### What you will do:
Copy the records that follow exactly as written, but not their pictures.

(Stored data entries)
--- Begin ---

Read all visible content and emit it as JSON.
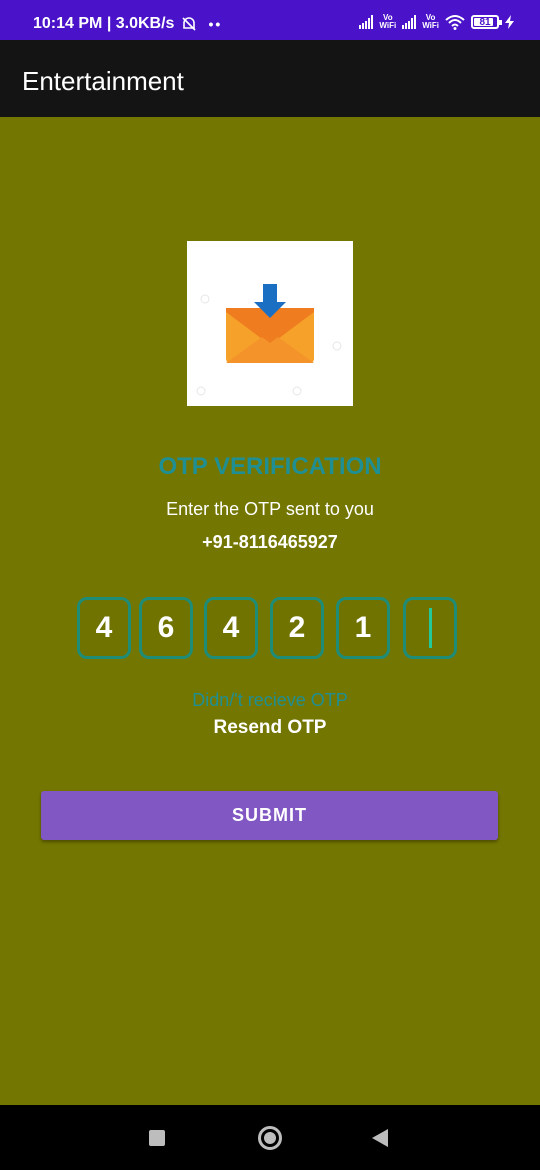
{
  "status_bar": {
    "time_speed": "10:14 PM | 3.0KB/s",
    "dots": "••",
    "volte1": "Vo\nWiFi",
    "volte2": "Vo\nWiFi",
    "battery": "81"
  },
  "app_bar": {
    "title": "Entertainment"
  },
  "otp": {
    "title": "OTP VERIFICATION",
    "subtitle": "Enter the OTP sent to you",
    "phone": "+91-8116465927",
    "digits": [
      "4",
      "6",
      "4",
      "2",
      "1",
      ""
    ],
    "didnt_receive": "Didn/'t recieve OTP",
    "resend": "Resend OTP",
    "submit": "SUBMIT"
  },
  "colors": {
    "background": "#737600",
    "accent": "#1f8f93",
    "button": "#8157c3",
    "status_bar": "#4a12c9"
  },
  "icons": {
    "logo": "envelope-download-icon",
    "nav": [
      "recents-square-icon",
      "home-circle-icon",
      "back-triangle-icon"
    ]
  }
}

--- End ---

### Exercise result:
Read all visible content and emit it as JSON.
{
  "status_bar": {
    "time_speed": "10:14 PM | 3.0KB/s",
    "dots": "••",
    "volte1": "Vo\nWiFi",
    "volte2": "Vo\nWiFi",
    "battery": "81"
  },
  "app_bar": {
    "title": "Entertainment"
  },
  "otp": {
    "title": "OTP VERIFICATION",
    "subtitle": "Enter the OTP sent to you",
    "phone": "+91-8116465927",
    "digits": [
      "4",
      "6",
      "4",
      "2",
      "1",
      ""
    ],
    "didnt_receive": "Didn/'t recieve OTP",
    "resend": "Resend OTP",
    "submit": "SUBMIT"
  },
  "colors": {
    "background": "#737600",
    "accent": "#1f8f93",
    "button": "#8157c3",
    "status_bar": "#4a12c9"
  },
  "icons": {
    "logo": "envelope-download-icon",
    "nav": [
      "recents-square-icon",
      "home-circle-icon",
      "back-triangle-icon"
    ]
  }
}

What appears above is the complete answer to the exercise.